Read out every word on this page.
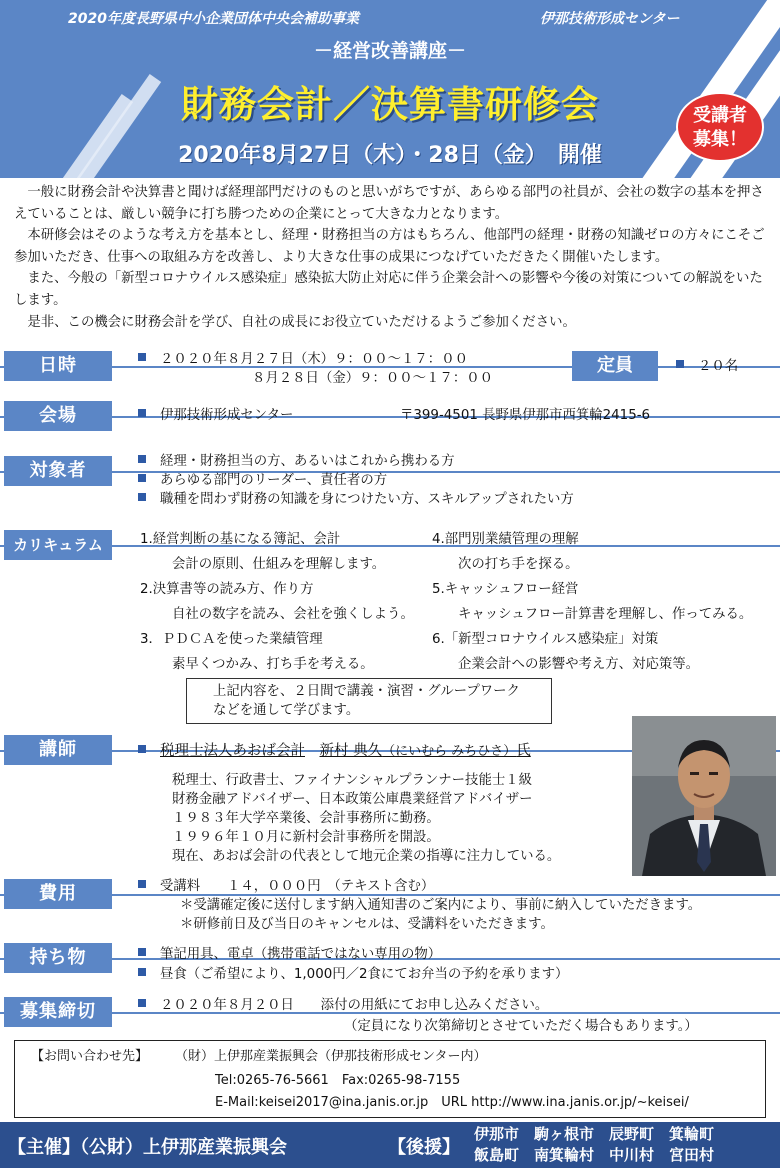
2020年度長野県中小企業団体中央会補助事業	伊那技術形成センター
－経営改善講座－
財務会計／決算書研修会
2020年8月27日（木）・28日（金）　開催
受講者
募集！

一般に財務会計や決算書と聞けば経理部門だけのものと思いがちですが、あらゆる部門の社員が、会社の数字の基本を押さえていることは、厳しい競争に打ち勝つための企業にとって大きな力となります。

本研修会はそのような考え方を基本とし、経理・財務担当の方はもちろん、他部門の経理・財務の知識ゼロの方々にこそご参加いただき、仕事への取組み方を改善し、より大きな仕事の成果につなげていただきたく開催いたします。

また、今般の「新型コロナウイルス感染症」感染拡大防止対応に伴う企業会計への影響や今後の対策についての解説をいたします。

是非、この機会に財務会計を学び、自社の成長にお役立ていただけるようご参加ください。

日時	２０２０年８月２７日（木）９：００～１７：００
８月２８日（金）９：００～１７：００
定員	２０名
会場	伊那技術形成センター	〒399-4501 長野県伊那市西箕輪2415-6
対象者	経理・財務担当の方、あるいはこれから携わる方
あらゆる部門のリーダー、責任者の方
職種を問わず財務の知識を身につけたい方、スキルアップされたい方
カリキュラム	1.経営判断の基になる簿記、会計
会計の原則、仕組みを理解します。
2.決算書等の読み方、作り方
自社の数字を読み、会社を強くしよう。
3．ＰＤＣＡを使った業績管理
素早くつかみ、打ち手を考える。
4.部門別業績管理の理解
次の打ち手を探る。
5.キャッシュフロー経営
キャッシュフロー計算書を理解し、作ってみる。
6.「新型コロナウイルス感染症」対策
企業会計への影響や考え方、対応策等。
上記内容を、２日間で講義・演習・グループワーク
などを通して学びます。
講師	税理士法人あおば会計　 新村 典久（にいむら みちひさ）氏
税理士、行政書士、ファイナンシャルプランナー技能士１級
財務金融アドバイザー、日本政策公庫農業経営アドバイザー
１９８３年大学卒業後、会計事務所に勤務。
１９９６年１０月に新村会計事務所を開設。
現在、あおば会計の代表として地元企業の指導に注力している。
費用	受講料　　１４，０００円　（テキスト含む）
＊受講確定後に送付します納入通知書のご案内により、事前に納入していただきます。
＊研修前日及び当日のキャンセルは、受講料をいただきます。
持ち物	筆記用具、電卓（携帯電話ではない専用の物）
昼食（ご希望により、1,000円／2食にてお弁当の予約を承ります）
募集締切	２０２０年８月２０日　　添付の用紙にてお申し込みください。
（定員になり次第締切とさせていただく場合もあります。）
【お問い合わせ先】 （財）上伊那産業振興会（伊那技術形成センター内）
Tel:0265-76-5661　Fax:0265-98-7155
E-Mail:keisei2017@ina.janis.or.jp　URL http://www.ina.janis.or.jp/~keisei/
【主催】（公財）上伊那産業振興会	【後援】
伊那市　駒ヶ根市　辰野町　箕輪町
飯島町　南箕輪村　中川村　宮田村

Exercise requirements | Copy each line above that contains the word "上伊那産業振興会".

Correct output |
【お問い合わせ先】 （財）上伊那産業振興会（伊那技術形成センター内）
【主催】（公財）上伊那産業振興会	【後援】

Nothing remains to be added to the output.